To do: Return every entry exactly as written.

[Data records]
%%

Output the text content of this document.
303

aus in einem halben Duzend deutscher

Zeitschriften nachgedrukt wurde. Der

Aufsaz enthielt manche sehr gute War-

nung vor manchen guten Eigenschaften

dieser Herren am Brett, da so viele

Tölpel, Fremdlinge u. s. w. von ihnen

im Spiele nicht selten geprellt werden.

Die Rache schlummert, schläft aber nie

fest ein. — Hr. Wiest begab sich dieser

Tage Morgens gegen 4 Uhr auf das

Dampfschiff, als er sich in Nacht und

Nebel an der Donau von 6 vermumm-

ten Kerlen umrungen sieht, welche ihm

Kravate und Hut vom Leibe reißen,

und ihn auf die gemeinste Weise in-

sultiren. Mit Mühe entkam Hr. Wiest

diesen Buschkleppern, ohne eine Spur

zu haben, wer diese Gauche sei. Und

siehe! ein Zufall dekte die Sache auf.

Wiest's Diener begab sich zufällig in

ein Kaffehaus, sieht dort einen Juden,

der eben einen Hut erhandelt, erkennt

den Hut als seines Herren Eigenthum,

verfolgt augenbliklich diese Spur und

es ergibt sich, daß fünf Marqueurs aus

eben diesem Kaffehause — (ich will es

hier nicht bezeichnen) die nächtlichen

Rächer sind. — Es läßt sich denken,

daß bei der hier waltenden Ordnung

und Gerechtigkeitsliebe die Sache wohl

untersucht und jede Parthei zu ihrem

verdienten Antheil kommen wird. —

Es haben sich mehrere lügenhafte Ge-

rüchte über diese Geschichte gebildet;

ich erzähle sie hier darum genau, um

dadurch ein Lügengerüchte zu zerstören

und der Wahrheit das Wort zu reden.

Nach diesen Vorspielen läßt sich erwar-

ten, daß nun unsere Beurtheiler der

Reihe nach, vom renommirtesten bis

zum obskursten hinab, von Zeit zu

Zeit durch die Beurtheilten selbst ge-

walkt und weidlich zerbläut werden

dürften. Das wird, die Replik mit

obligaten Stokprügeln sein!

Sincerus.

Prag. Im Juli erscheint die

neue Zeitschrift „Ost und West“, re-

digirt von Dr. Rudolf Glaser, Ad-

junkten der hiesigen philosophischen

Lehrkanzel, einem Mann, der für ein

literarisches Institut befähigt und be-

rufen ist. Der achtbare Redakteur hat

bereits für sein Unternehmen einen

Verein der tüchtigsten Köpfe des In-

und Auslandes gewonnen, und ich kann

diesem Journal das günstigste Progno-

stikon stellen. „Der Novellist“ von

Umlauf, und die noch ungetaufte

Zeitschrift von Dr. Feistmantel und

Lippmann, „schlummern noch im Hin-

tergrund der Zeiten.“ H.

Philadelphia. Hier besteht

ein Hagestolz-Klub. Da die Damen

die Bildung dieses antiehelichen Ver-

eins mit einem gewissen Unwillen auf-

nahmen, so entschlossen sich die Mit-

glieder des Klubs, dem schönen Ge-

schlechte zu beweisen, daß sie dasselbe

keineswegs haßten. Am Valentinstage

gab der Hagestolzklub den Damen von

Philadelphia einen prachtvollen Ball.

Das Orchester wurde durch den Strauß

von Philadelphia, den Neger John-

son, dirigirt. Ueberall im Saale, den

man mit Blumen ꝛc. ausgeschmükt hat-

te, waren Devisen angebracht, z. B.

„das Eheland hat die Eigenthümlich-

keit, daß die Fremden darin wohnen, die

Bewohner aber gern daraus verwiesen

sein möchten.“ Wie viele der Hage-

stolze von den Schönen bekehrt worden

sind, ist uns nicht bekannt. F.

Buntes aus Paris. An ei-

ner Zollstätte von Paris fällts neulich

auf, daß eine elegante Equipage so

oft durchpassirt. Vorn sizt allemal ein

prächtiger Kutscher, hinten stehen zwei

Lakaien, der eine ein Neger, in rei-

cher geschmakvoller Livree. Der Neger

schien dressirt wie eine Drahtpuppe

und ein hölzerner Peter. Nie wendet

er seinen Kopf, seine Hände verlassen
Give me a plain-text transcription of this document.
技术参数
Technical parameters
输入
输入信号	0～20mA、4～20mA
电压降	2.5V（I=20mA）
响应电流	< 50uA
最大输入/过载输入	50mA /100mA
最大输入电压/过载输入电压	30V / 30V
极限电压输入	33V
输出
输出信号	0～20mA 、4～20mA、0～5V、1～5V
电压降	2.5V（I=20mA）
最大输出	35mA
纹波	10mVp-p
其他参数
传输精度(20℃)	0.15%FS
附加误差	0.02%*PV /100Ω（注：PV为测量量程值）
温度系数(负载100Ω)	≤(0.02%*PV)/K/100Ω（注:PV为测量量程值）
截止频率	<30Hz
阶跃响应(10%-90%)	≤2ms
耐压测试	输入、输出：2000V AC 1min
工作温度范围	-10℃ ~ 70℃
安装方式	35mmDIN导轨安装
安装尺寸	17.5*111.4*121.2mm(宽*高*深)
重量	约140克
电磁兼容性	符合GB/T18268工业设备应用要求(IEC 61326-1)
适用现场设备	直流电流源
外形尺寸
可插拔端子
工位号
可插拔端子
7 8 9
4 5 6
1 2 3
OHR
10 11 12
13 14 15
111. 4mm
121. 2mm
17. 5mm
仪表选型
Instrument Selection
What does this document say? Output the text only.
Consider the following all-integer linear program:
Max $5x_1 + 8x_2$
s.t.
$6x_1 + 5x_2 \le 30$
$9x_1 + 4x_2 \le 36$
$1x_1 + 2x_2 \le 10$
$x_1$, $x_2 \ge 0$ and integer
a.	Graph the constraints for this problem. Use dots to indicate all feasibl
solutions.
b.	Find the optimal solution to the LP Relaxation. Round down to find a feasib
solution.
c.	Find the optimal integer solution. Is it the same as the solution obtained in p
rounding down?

%%

Result below:
Output the text content of this document.
303

aus in einem halben Duzend deutscher

Zeitschriften nachgedrukt wurde. Der

Aufsaz enthielt manche sehr gute War-

nung vor manchen guten Eigenschaften

dieser Herren am Brett, da so viele

Tölpel, Fremdlinge u. s. w. von ihnen

im Spiele nicht selten geprellt werden.

Die Rache schlummert, schläft aber nie

fest ein. — Hr. Wiest begab sich dieser

Tage Morgens gegen 4 Uhr auf das

Dampfschiff, als er sich in Nacht und

Nebel an der Donau von 6 vermumm-

ten Kerlen umrungen sieht, welche ihm

Kravate und Hut vom Leibe reißen,

und ihn auf die gemeinste Weise in-

sultiren. Mit Mühe entkam Hr. Wiest

diesen Buschkleppern, ohne eine Spur

zu haben, wer diese Gauche sei. Und

siehe! ein Zufall dekte die Sache auf.

Wiest's Diener begab sich zufällig in

ein Kaffehaus, sieht dort einen Juden,

der eben einen Hut erhandelt, erkennt

den Hut als seines Herren Eigenthum,

verfolgt augenbliklich diese Spur und

es ergibt sich, daß fünf Marqueurs aus

eben diesem Kaffehause — (ich will es

hier nicht bezeichnen) die nächtlichen

Rächer sind. — Es läßt sich denken,

daß bei der hier waltenden Ordnung

und Gerechtigkeitsliebe die Sache wohl

untersucht und jede Parthei zu ihrem

verdienten Antheil kommen wird. —

Es haben sich mehrere lügenhafte Ge-

rüchte über diese Geschichte gebildet;

ich erzähle sie hier darum genau, um

dadurch ein Lügengerüchte zu zerstören

und der Wahrheit das Wort zu reden.

Nach diesen Vorspielen läßt sich erwar-

ten, daß nun unsere Beurtheiler der

Reihe nach, vom renommirtesten bis

zum obskursten hinab, von Zeit zu

Zeit durch die Beurtheilten selbst ge-

walkt und weidlich zerbläut werden

dürften. Das wird, die Replik mit

obligaten Stokprügeln sein!

Sincerus.

Prag. Im Juli erscheint die

neue Zeitschrift „Ost und West“, re-

digirt von Dr. Rudolf Glaser, Ad-

junkten der hiesigen philosophischen

Lehrkanzel, einem Mann, der für ein

literarisches Institut befähigt und be-

rufen ist. Der achtbare Redakteur hat

bereits für sein Unternehmen einen

Verein der tüchtigsten Köpfe des In-

und Auslandes gewonnen, und ich kann

diesem Journal das günstigste Progno-

stikon stellen. „Der Novellist“ von

Umlauf, und die noch ungetaufte

Zeitschrift von Dr. Feistmantel und

Lippmann, „schlummern noch im Hin-

tergrund der Zeiten.“ H.

Philadelphia. Hier besteht

ein Hagestolz-Klub. Da die Damen

die Bildung dieses antiehelichen Ver-

eins mit einem gewissen Unwillen auf-

nahmen, so entschlossen sich die Mit-

glieder des Klubs, dem schönen Ge-

schlechte zu beweisen, daß sie dasselbe

keineswegs haßten. Am Valentinstage

gab der Hagestolzklub den Damen von

Philadelphia einen prachtvollen Ball.

Das Orchester wurde durch den Strauß

von Philadelphia, den Neger John-

son, dirigirt. Ueberall im Saale, den

man mit Blumen ꝛc. ausgeschmükt hat-

te, waren Devisen angebracht, z. B.

„das Eheland hat die Eigenthümlich-

keit, daß die Fremden darin wohnen, die

Bewohner aber gern daraus verwiesen

sein möchten.“ Wie viele der Hage-

stolze von den Schönen bekehrt worden

sind, ist uns nicht bekannt. F.

Buntes aus Paris. An ei-

ner Zollstätte von Paris fällts neulich

auf, daß eine elegante Equipage so

oft durchpassirt. Vorn sizt allemal ein

prächtiger Kutscher, hinten stehen zwei

Lakaien, der eine ein Neger, in rei-

cher geschmakvoller Livree. Der Neger

schien dressirt wie eine Drahtpuppe

und ein hölzerner Peter. Nie wendet

er seinen Kopf, seine Hände verlassen
Give me a plain-text transcription of this document.
技术参数
Technical parameters
输入
输入信号	0～20mA、4～20mA
电压降	2.5V（I=20mA）
响应电流	< 50uA
最大输入/过载输入	50mA /100mA
最大输入电压/过载输入电压	30V / 30V
极限电压输入	33V
输出
输出信号	0～20mA 、4～20mA、0～5V、1～5V
电压降	2.5V（I=20mA）
最大输出	35mA
纹波	10mVp-p
其他参数
传输精度(20℃)	0.15%FS
附加误差	0.02%*PV /100Ω（注：PV为测量量程值）
温度系数(负载100Ω)	≤(0.02%*PV)/K/100Ω（注:PV为测量量程值）
截止频率	<30Hz
阶跃响应(10%-90%)	≤2ms
耐压测试	输入、输出：2000V AC 1min
工作温度范围	-10℃ ~ 70℃
安装方式	35mmDIN导轨安装
安装尺寸	17.5*111.4*121.2mm(宽*高*深)
重量	约140克
电磁兼容性	符合GB/T18268工业设备应用要求(IEC 61326-1)
适用现场设备	直流电流源
外形尺寸
可插拔端子
工位号
可插拔端子
7 8 9
4 5 6
1 2 3
OHR
10 11 12
13 14 15
111. 4mm
121. 2mm
17. 5mm
仪表选型
Instrument Selection
What does this document say? Output the text only.
Consider the following all-integer linear program:
Max $5x_1 + 8x_2$
s.t.
$6x_1 + 5x_2 \le 30$
$9x_1 + 4x_2 \le 36$
$1x_1 + 2x_2 \le 10$
$x_1$, $x_2 \ge 0$ and integer
a.	Graph the constraints for this problem. Use dots to indicate all feasibl
solutions.
b.	Find the optimal solution to the LP Relaxation. Round down to find a feasib
solution.
c.	Find the optimal integer solution. Is it the same as the solution obtained in p
rounding down?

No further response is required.